TASK DESCRIPTION:
From the entries below, work out the number of lines that hold the word "disaster", and give that number alone.

EXERCISE INPUT:
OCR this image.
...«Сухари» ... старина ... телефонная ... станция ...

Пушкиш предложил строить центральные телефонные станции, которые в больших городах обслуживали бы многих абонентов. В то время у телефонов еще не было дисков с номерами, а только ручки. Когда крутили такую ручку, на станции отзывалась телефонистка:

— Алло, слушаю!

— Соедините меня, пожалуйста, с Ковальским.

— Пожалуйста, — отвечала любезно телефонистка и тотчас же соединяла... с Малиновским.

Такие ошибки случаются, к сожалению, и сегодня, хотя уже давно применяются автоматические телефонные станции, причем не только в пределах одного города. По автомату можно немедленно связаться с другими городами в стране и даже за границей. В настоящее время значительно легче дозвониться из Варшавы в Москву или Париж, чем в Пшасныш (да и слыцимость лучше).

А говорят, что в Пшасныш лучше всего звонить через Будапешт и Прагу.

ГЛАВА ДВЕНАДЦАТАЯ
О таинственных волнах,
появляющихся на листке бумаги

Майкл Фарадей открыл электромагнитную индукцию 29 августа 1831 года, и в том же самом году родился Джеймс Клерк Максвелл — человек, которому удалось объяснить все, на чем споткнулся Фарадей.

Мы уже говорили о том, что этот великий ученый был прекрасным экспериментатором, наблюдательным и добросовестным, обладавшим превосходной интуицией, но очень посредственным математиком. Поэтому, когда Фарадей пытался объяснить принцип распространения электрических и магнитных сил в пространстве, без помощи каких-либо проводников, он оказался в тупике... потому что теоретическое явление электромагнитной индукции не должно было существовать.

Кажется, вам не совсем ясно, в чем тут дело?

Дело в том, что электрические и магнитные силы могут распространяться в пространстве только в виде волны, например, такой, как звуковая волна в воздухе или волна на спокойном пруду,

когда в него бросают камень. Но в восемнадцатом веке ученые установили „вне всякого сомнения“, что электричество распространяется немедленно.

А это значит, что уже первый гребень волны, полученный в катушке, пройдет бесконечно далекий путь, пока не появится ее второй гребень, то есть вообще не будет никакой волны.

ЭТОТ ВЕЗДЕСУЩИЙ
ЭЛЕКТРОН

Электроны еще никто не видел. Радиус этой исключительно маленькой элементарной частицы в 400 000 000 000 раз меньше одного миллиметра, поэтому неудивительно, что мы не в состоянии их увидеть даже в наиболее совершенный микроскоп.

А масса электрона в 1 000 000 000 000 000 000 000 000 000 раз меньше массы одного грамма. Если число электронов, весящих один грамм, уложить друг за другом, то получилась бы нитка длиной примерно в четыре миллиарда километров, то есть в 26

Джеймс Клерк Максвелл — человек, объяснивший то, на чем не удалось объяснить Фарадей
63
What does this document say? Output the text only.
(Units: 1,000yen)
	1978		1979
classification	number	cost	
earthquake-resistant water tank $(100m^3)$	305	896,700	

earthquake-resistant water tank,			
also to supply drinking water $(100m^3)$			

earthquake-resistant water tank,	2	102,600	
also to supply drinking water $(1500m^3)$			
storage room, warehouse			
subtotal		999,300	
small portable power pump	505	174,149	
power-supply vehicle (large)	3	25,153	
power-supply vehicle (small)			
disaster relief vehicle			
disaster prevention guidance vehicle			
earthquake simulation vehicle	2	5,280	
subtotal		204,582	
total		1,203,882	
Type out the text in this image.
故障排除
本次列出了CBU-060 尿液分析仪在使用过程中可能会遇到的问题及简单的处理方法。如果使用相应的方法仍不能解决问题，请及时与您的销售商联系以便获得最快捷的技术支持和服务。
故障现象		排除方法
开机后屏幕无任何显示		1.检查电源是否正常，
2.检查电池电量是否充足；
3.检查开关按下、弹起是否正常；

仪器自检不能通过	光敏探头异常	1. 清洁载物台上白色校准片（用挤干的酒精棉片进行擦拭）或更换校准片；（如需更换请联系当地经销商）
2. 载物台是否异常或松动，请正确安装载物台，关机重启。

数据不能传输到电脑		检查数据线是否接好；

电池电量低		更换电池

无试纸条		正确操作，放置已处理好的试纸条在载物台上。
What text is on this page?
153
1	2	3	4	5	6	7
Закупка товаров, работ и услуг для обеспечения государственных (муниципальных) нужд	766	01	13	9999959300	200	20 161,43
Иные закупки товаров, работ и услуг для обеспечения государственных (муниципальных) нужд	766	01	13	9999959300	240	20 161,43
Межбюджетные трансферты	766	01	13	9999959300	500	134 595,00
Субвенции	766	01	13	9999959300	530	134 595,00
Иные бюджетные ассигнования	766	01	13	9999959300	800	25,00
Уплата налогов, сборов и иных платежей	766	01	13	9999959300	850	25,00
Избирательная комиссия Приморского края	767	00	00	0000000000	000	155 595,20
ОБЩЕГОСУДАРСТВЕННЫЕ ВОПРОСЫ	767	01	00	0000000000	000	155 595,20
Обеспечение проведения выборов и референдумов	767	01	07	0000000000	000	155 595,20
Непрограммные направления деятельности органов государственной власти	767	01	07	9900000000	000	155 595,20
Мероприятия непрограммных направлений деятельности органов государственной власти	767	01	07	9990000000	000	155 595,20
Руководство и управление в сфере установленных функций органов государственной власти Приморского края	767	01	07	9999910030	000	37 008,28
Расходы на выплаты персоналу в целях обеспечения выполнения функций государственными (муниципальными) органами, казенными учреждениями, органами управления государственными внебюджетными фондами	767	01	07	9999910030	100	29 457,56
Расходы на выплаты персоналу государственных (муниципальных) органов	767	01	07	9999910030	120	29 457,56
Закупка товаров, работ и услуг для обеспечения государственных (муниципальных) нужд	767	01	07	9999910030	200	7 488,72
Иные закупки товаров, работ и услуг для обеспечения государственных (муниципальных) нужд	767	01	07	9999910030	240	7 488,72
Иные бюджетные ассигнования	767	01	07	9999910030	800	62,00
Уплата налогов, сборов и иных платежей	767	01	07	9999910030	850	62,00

FINISHED TASK:
2